- Text under study:

[Start of Attachment]

Last weekend we went to Mar del Plata (also known as La Ciudad Feliz), a beach city 400 km (249 mi) south of Buenos Aires, over the Atlantic coast. It was a little bit chilly but great to walk around, enjoy the sea view and the food Mar del Plata has to offer. I realize that this is a great destination for foodies. From seafood to alfajores, here is what you don´t want to miss:
1) Seafood. I love fresh fish (not much all other seafood). In the Port of Mar del Plata there is a gastronomic pole where you can find lots of seafood restaurants one next to the other. Mar del Plata is one of the major fishing ports in Argentina, so fresh fish is a must. I particularly like CHICHILO. Here I tasted a free sample of algae fritters (it was very similar to spinach fritters). I had tuna empanadas and my hubby enjoyed the calamari casserole (Cazuela de calamares)
2) Alfajores. The typical Argentinean treat, made of two cookies filled with gooey dulce de leche with a chocolate or sugar bath. The best alfajores are from Mar del Plata. Now, you can find the favorite brand Havanna all over the country, in 9 countries and is available online if you are abroad.
3) Ice Cream. In Mar del Plata you can have a taste of the best ice cream in the world. Well, in Argentina ice cream is one of the best, made by Italian immigrants and their descendants. Usually, a family business. There are lots of ice cream shops over the city, but the best spots are Helados Italia y Lucciano´s (and Freddo of course, but not typically marplatense). The last one impressed me with all the best ice pops I ever had. Made with the best ingredients, chocolate and dulce de leche, strawberry, cream, etc. My daughter loved it! (and so we did)

[End of Attachment]

- Supplied material:
[Start of Attachment]

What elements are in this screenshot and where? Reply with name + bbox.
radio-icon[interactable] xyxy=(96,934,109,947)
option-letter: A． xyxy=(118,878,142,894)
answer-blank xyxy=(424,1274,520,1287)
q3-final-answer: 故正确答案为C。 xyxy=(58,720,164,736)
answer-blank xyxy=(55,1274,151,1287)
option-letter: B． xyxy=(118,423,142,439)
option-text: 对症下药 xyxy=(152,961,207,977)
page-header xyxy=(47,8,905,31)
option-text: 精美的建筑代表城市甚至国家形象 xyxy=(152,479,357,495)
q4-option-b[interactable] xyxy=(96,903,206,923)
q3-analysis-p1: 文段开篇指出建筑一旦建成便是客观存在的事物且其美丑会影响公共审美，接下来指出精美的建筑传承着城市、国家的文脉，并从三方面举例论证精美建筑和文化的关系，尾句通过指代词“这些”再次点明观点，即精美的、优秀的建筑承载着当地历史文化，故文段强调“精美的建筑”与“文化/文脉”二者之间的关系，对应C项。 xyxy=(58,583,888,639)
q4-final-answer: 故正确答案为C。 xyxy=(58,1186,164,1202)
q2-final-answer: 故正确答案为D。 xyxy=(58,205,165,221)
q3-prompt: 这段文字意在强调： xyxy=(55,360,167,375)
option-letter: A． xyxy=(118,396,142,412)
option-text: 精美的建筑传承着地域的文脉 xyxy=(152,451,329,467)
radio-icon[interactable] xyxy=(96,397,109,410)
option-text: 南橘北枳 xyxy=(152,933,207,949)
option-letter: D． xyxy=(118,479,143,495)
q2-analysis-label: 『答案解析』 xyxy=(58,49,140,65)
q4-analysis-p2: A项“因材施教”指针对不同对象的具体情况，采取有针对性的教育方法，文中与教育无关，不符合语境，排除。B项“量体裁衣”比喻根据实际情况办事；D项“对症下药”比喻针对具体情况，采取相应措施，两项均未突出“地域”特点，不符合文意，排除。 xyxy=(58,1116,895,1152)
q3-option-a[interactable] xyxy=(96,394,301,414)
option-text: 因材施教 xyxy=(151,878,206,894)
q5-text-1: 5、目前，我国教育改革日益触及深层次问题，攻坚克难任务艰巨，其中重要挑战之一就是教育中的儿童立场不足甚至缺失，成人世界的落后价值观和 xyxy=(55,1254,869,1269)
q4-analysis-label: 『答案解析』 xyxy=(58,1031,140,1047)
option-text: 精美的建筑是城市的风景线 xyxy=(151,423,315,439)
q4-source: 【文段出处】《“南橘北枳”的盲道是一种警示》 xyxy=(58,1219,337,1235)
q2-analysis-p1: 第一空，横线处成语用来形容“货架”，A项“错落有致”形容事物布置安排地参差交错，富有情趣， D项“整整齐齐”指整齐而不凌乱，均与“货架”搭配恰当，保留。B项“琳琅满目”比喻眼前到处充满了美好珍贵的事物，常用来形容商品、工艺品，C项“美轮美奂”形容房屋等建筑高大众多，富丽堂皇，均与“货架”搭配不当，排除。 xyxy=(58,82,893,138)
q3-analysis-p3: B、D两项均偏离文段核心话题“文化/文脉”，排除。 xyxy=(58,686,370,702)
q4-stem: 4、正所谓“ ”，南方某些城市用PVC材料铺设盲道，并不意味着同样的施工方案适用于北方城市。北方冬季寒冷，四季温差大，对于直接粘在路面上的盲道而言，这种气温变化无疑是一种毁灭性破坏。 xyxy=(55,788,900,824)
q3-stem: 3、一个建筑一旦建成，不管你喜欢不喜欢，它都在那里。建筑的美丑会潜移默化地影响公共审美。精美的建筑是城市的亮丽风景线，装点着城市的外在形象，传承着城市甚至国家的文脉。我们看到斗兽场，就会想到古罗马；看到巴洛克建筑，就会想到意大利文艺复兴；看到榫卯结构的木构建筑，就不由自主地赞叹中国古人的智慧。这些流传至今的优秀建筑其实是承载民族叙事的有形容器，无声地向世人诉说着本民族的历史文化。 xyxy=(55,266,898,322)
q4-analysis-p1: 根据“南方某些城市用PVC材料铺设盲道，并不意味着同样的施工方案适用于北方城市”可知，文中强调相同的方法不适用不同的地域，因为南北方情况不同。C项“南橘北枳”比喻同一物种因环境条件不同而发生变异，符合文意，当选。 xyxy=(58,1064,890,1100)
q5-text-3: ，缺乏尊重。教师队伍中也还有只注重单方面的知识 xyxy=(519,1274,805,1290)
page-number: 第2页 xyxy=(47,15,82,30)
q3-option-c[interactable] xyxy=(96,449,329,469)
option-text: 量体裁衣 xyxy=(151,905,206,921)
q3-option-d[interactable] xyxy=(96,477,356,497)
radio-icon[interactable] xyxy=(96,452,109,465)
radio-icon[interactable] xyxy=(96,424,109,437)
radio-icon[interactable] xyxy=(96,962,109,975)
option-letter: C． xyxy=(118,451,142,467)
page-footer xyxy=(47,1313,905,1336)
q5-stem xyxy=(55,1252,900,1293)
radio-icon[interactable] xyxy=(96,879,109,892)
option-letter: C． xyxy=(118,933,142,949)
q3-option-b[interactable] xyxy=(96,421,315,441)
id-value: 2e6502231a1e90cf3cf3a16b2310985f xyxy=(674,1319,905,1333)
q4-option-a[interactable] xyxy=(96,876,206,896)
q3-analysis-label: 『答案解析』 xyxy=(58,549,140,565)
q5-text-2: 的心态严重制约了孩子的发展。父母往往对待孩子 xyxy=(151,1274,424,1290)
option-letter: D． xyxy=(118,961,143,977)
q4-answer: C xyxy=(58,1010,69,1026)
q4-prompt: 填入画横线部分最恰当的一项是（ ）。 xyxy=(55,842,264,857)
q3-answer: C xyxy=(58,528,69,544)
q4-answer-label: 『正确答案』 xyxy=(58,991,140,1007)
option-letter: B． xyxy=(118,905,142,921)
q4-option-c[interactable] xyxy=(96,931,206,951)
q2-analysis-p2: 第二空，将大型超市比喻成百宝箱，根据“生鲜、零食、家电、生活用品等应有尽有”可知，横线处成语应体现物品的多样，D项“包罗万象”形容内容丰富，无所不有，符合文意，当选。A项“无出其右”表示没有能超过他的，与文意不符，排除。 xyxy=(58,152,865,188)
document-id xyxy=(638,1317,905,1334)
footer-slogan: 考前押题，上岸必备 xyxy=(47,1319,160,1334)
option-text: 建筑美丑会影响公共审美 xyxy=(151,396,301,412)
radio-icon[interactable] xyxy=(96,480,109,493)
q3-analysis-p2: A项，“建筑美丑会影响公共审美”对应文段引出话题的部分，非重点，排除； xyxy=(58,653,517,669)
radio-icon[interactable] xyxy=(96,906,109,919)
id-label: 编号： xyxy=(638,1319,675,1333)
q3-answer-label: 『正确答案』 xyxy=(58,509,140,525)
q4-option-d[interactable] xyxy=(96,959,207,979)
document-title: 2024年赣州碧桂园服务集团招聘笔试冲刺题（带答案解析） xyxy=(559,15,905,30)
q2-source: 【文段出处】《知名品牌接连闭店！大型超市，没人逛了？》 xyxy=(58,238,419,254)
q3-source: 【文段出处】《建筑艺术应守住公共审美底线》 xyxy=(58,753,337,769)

[End of Attachment]

- Exercise set:
(1) In the text on Mar del Plata food, how far is Mar del Plata from Buenos Aires?
(2) Reproduce the passage of the text on Mar del Plata food between "3) Ice Cream." and "(and so we did)", inclusive.

- Responses to the exercise:
(1) It is 400 km (249 mi) south of Buenos Aires.

(2)
3) Ice Cream. In Mar del Plata you can have a taste of the best ice cream in the world. Well, in Argentina ice cream is one of the best, made by Italian immigrants and their descendants. Usually, a family business. There are lots of ice cream shops over the city, but the best spots are Helados Italia y Lucciano´s (and Freddo of course, but not typically marplatense). The last one impressed me with all the best ice pops I ever had. Made with the best ingredients, chocolate and dulce de leche, strawberry, cream, etc. My daughter loved it! (and so we did)